# Listed entries start

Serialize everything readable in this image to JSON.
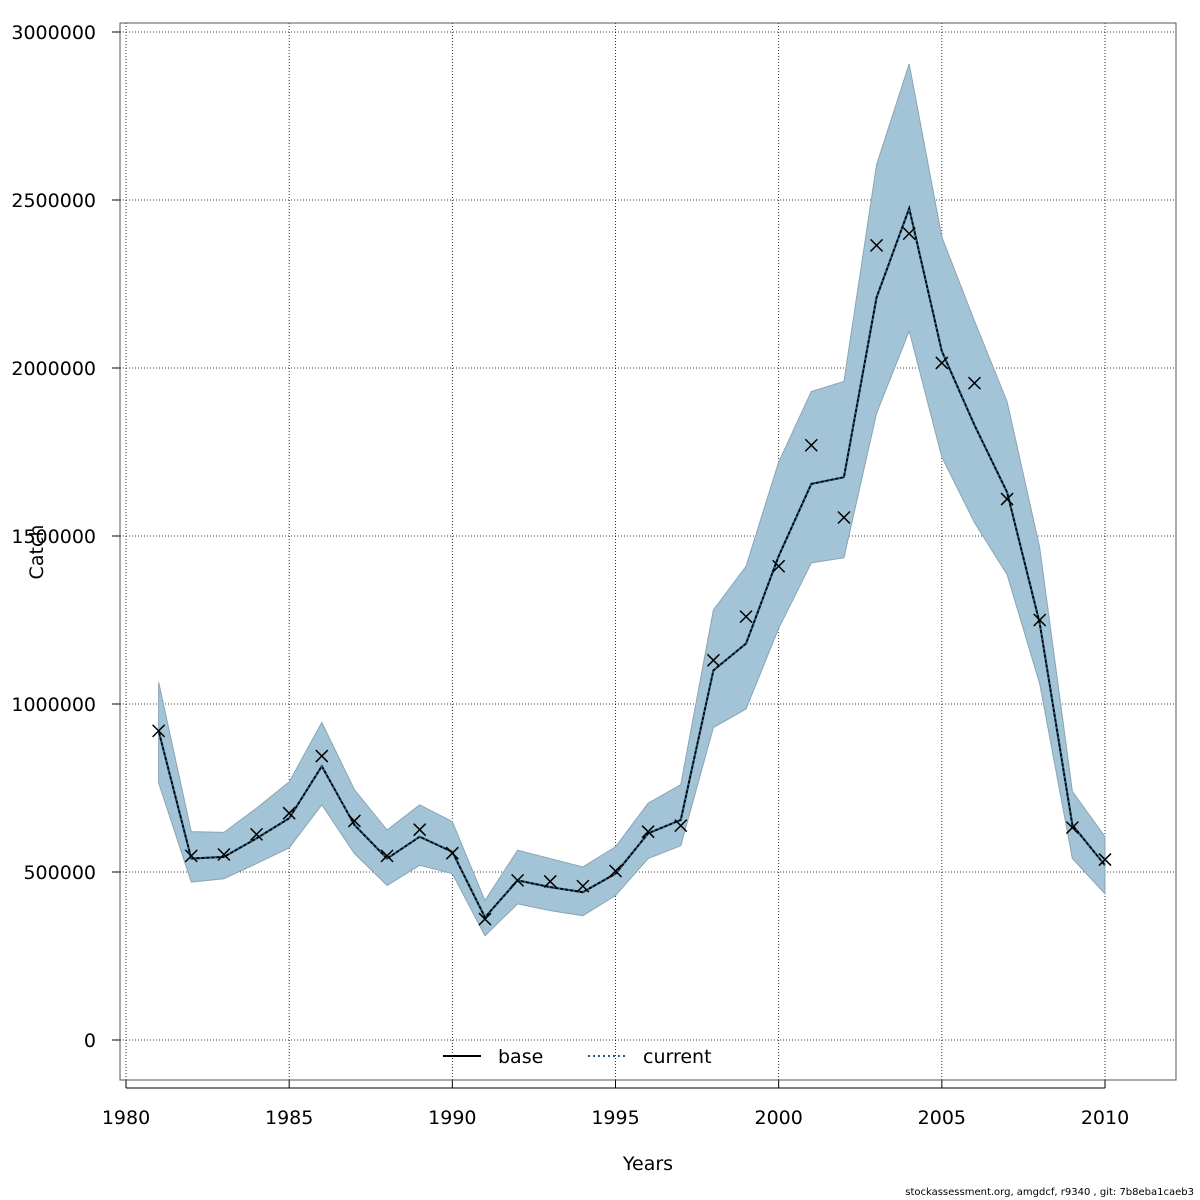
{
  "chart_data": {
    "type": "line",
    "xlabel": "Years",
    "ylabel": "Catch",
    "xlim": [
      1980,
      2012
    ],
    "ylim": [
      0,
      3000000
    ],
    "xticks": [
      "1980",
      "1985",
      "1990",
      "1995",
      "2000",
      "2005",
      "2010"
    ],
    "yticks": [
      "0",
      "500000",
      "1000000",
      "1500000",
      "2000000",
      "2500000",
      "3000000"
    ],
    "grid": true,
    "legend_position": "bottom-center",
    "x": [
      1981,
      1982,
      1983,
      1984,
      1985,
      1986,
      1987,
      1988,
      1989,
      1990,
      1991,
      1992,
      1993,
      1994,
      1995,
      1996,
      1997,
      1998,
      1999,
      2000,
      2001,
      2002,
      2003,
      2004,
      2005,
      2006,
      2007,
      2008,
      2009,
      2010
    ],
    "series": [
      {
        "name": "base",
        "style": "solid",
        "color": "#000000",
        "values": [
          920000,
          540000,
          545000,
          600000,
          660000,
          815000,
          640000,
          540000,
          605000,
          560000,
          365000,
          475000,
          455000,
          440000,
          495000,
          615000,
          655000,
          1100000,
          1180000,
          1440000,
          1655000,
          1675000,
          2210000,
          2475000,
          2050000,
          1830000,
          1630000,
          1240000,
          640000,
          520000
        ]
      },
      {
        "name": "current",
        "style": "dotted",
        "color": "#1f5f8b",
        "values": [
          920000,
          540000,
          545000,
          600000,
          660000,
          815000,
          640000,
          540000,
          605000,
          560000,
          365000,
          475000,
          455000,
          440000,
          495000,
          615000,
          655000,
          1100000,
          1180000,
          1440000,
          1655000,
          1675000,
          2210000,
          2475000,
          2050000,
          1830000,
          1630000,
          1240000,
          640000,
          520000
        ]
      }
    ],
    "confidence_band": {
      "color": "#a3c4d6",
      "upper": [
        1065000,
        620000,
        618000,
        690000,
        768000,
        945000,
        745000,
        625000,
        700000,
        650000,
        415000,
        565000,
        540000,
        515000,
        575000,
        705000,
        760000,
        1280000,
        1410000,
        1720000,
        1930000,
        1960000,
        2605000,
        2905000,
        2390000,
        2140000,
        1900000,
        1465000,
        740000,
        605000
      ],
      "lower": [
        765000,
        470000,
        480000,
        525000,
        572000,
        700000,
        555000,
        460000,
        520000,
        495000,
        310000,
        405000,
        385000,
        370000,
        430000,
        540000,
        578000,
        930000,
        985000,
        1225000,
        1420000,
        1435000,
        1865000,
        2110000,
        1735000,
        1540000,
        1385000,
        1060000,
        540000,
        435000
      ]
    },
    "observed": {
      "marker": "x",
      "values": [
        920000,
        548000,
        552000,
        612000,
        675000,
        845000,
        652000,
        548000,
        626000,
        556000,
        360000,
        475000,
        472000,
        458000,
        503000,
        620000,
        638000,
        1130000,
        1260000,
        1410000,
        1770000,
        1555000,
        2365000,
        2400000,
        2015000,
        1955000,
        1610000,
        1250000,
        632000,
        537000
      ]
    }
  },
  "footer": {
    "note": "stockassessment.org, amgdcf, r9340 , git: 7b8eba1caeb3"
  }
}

# Listed entries end
# Listed entries start

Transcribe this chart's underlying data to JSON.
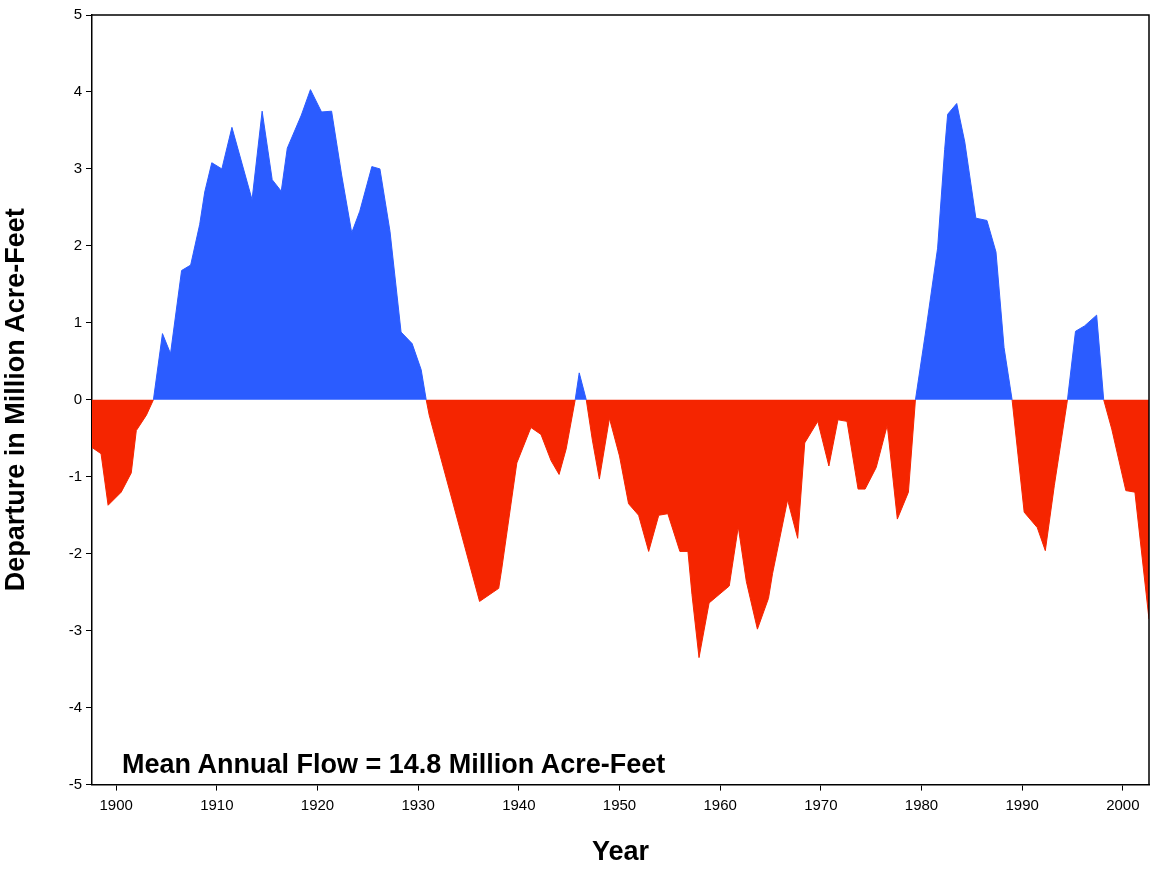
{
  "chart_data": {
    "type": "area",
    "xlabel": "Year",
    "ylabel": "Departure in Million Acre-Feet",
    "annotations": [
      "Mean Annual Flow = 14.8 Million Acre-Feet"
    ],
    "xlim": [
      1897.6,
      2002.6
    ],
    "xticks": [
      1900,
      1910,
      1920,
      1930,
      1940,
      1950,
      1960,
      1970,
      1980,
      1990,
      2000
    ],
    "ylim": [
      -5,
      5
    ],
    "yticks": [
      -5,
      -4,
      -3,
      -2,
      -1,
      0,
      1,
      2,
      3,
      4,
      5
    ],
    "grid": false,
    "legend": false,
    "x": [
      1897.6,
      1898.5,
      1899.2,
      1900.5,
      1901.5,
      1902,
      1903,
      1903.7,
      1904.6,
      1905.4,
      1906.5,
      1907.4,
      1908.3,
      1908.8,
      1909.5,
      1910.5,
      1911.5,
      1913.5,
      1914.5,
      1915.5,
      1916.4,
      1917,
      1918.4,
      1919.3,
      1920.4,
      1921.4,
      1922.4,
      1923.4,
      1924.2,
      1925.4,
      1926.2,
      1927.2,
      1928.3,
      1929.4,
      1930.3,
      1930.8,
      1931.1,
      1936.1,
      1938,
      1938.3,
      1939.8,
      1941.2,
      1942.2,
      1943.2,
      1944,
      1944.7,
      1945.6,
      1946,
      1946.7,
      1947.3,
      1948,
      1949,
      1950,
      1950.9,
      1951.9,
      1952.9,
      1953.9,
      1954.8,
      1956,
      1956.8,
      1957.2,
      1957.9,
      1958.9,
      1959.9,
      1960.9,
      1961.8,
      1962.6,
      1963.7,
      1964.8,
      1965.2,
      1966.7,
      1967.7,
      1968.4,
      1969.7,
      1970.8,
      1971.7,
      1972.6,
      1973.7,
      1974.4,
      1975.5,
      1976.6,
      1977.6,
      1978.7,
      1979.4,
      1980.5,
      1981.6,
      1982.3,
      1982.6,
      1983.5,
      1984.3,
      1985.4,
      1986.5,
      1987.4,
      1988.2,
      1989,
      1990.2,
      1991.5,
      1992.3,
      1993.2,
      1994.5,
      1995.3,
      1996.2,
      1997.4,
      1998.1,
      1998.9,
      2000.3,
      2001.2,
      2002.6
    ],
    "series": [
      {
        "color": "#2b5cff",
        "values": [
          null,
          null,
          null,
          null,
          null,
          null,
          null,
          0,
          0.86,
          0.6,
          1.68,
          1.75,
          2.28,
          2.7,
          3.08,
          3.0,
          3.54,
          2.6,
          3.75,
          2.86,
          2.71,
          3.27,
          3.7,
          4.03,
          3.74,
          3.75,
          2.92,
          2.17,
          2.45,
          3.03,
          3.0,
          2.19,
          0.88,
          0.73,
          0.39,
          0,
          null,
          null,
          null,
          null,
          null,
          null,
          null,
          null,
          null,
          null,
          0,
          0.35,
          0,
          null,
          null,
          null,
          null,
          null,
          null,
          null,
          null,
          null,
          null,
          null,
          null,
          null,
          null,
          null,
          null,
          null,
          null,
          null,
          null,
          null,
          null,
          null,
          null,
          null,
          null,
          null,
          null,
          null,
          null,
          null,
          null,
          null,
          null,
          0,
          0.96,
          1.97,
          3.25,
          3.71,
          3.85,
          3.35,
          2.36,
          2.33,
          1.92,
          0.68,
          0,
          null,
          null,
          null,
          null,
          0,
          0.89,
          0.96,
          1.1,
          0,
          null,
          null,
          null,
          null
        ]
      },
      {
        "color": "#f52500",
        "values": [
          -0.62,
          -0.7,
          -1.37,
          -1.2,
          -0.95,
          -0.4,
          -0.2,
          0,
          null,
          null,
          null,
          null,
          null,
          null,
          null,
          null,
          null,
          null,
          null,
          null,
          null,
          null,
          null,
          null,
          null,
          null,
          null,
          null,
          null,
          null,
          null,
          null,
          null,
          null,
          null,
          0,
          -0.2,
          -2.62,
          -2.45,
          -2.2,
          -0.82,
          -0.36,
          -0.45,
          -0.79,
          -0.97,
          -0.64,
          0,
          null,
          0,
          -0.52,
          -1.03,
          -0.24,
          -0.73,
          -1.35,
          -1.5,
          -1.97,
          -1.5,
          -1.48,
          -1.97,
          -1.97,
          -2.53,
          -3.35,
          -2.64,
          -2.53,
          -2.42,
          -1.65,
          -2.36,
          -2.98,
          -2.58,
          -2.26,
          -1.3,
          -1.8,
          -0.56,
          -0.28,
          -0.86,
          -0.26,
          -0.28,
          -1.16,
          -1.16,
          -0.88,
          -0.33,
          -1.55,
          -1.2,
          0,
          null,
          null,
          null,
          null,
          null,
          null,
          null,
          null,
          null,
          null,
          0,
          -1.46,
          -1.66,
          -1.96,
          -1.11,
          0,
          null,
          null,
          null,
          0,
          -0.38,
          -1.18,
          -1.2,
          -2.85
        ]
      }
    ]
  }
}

# Listed entries end

*To be done*
Lines in the records that hold the word "color" are to be counted; give only the total.

*Response*
5